■ **EXCERPTED DATA**
[BEGIN]
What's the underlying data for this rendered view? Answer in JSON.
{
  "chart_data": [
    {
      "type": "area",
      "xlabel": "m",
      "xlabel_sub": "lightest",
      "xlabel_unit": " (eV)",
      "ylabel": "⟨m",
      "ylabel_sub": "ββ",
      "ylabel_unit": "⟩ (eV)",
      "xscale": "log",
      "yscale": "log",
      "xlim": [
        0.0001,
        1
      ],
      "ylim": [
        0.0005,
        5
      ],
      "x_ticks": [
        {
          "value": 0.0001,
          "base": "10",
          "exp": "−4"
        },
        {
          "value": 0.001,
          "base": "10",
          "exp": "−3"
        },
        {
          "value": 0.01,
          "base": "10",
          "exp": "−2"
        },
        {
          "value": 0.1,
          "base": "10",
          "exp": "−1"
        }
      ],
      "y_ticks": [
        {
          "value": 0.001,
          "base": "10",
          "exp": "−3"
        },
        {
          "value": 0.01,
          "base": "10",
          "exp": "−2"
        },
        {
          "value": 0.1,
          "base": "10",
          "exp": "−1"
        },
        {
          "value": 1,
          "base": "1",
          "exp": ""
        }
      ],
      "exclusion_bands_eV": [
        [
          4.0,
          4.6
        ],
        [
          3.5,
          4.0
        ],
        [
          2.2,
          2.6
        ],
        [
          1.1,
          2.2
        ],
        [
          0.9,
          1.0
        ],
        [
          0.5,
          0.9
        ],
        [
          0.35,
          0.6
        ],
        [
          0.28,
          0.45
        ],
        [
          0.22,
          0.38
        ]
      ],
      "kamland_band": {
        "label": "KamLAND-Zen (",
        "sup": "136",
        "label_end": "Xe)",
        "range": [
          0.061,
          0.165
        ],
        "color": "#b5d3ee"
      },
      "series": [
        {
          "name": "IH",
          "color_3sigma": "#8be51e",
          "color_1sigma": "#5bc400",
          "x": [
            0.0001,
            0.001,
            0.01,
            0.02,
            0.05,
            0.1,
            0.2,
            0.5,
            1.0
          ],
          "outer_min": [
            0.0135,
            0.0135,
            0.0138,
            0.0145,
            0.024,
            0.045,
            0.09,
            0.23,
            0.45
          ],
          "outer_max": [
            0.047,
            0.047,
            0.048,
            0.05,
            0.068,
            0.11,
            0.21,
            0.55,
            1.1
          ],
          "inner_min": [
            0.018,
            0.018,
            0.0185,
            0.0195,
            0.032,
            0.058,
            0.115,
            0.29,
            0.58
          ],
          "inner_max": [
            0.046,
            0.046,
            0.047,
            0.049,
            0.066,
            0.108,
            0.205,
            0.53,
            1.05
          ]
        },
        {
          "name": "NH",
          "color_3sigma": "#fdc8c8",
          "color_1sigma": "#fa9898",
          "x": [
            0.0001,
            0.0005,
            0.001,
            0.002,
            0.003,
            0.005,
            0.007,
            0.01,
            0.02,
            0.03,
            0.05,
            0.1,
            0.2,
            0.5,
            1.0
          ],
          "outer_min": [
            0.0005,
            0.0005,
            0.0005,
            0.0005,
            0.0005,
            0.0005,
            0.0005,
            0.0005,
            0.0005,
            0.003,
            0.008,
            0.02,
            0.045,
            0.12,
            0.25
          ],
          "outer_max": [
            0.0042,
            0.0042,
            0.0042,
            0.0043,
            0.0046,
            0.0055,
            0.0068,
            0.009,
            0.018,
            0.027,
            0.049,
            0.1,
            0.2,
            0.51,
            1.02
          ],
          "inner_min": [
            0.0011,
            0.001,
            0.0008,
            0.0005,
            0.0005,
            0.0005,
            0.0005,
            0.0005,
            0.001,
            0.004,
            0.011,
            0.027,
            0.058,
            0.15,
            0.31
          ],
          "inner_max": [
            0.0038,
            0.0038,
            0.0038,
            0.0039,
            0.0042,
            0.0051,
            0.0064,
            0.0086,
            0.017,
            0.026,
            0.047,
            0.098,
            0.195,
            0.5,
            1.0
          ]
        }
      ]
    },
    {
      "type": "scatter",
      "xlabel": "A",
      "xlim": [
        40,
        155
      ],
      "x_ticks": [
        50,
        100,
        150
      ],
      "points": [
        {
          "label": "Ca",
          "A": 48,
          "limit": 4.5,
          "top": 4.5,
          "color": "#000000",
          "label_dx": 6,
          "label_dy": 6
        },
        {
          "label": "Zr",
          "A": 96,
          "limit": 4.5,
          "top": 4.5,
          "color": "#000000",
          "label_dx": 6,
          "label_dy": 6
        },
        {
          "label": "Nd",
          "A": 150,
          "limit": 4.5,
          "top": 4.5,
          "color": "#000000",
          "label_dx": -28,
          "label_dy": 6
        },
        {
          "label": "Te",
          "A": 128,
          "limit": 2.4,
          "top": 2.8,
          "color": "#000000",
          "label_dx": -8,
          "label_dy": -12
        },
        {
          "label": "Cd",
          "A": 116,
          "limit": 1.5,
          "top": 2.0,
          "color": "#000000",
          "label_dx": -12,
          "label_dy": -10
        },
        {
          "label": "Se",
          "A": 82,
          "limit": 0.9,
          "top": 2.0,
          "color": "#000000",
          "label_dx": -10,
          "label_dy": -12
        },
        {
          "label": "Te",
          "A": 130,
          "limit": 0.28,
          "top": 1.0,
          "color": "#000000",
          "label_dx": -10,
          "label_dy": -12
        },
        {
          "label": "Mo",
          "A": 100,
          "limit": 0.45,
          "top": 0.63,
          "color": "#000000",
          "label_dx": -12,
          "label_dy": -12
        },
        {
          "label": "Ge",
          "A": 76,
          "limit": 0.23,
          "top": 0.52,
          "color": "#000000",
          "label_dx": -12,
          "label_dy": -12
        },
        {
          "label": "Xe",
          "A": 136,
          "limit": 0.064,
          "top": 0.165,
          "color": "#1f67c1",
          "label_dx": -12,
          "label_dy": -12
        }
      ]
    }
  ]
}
[END]
■ **THE REQUEST**
From the records above, pull out each line that has "limit".

■ **TASK SOLUTION**
          "limit": 4.5,
          "limit": 4.5,
          "limit": 4.5,
          "limit": 2.4,
          "limit": 1.5,
          "limit": 0.9,
          "limit": 0.28,
          "limit": 0.45,
          "limit": 0.23,
          "limit": 0.064,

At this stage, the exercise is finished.